A method for removing hydrate plugs in a hydrocarbon production station, the method comprising: fluidically isolating the production station; diverting production flow to a bypass line; and adjusting the pressure in the production station to a level sufficient to melt the hydrate plugs.

Description

CROSS-REFERENCE TO RELATED APPLICATIONS
This application is a 35 U.S.C. §371 national stage application of PCT/EP2013/064515 filed Jul. 9, 2013, and entitled “Method and Apparatus,” which claims priority to Application No. GB 1212485.5 filed Jul. 13, 2012, both of which are incorporated herein by reference in their entirety for all purposes.
FIELD OF THE INVENTION
The present invention relates to a method of removing hydrates in oil and gas production flow lines.
BACKGROUND
This summary is provided to introduce a selection of concepts that are further described below in the detailed description. This summary is not intended to identify key or essential features of the claimed subject matter, nor is it intended to be used as an aid in limiting the scope of the claimed subject matter.
In deep sea oil and gas exploration, the formation of hydrates in flow lines can be a serious problem. Hydrates is the common term in the oil and gas industry for water mixed with hydrocarbon gas and liquid substances, which form solids at particular temperatures and pressures above the normal freezing conditions for water. Such hydrate formation tends to result in ice-like plugs which cause reduced or blocked flow in production lines. This reduces productivity and can be dangerous.
Hydrate formation can be reduced using chemical inhibitors such as methanol (MeOH) or mono-ethylene glycol (MEG), and by controlling temperature and pressure to be outside the region in which hydrates are known to form. This generally entails keeping the temperature high, for example by insulation, and the pressure low.
However appropriate conditions for the suppression of hydrate formation cannot always be maintained, particularly in hostile conditions such as deep sea exploration. If hydrates form they can be removed by raising the temperature of the line to melt the hydrate solids, or by decreasing the pressure in the flow lines, for example by bleeding down the lines to melt the hydrate plugs by depressurisation. Trapped gas on either side of a hydrate plug or between multiple plugs may, when the plugs loosen, make the plugs behave as bullets destroying pipe work or equipment. Therefore, both sides of a hydrate plug might be depressurised at the same time. Hence generally the whole flow line is depressurised and bled down. An example of this method is shown in GB 2468920A where the whole production line is depressurised. This is an expensive process because production is effectively stopped during the hydrate removal process, and is much more difficult and expensive for deep sea oil exploration.
Hydrates might form inside pump units, cooling units and recirculation lines and the present invention allows such particular areas of the production line to be targeted for the removal of hydrate plugs, and avoids the disadvantage of draining down the whole line and stopping production.

### SET TASKS
**a.** Rewrite the hydrate plug removal text from "A method for" up to and including "for all purposes.", substituting "production facility" for "production station".
**b.** According to the hydrate plug removal text, which two chemical inhibitors can be used to reduce hydrate formation?
The lines that come after this text are not required.

### GIVEN MATERIAL
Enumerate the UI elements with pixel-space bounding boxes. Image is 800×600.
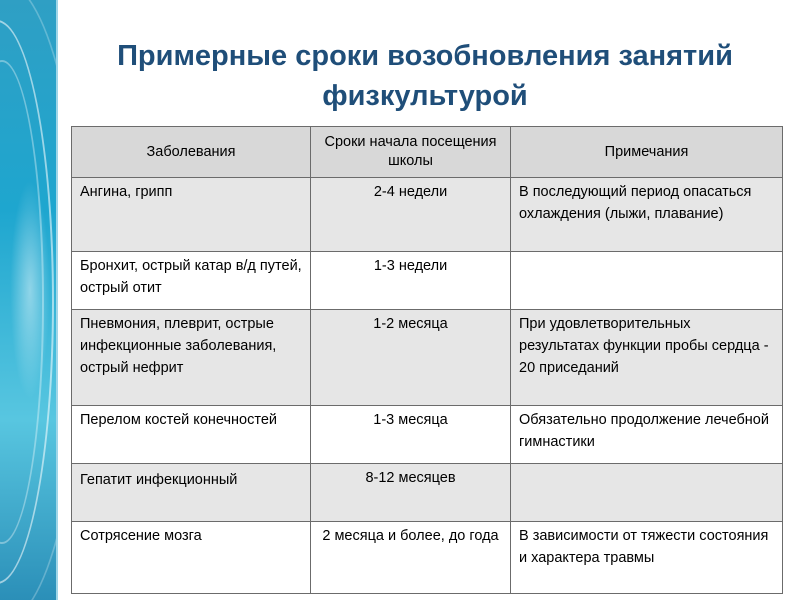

### SOLVED PROBLEMS
**a.**
A method for removing hydrate plugs in a hydrocarbon production facility, the method comprising: fluidically isolating the production facility; diverting production flow to a bypass line; and adjusting the pressure in the production facility to a level sufficient to melt the hydrate plugs.

Description

CROSS-REFERENCE TO RELATED APPLICATIONS
This application is a 35 U.S.C. §371 national stage application of PCT/EP2013/064515 filed Jul. 9, 2013, and entitled “Method and Apparatus,” which claims priority to Application No. GB 1212485.5 filed Jul. 13, 2012, both of which are incorporated herein by reference in their entirety for all purposes.

**b.** Methanol (MeOH) and mono-ethylene glycol (MEG).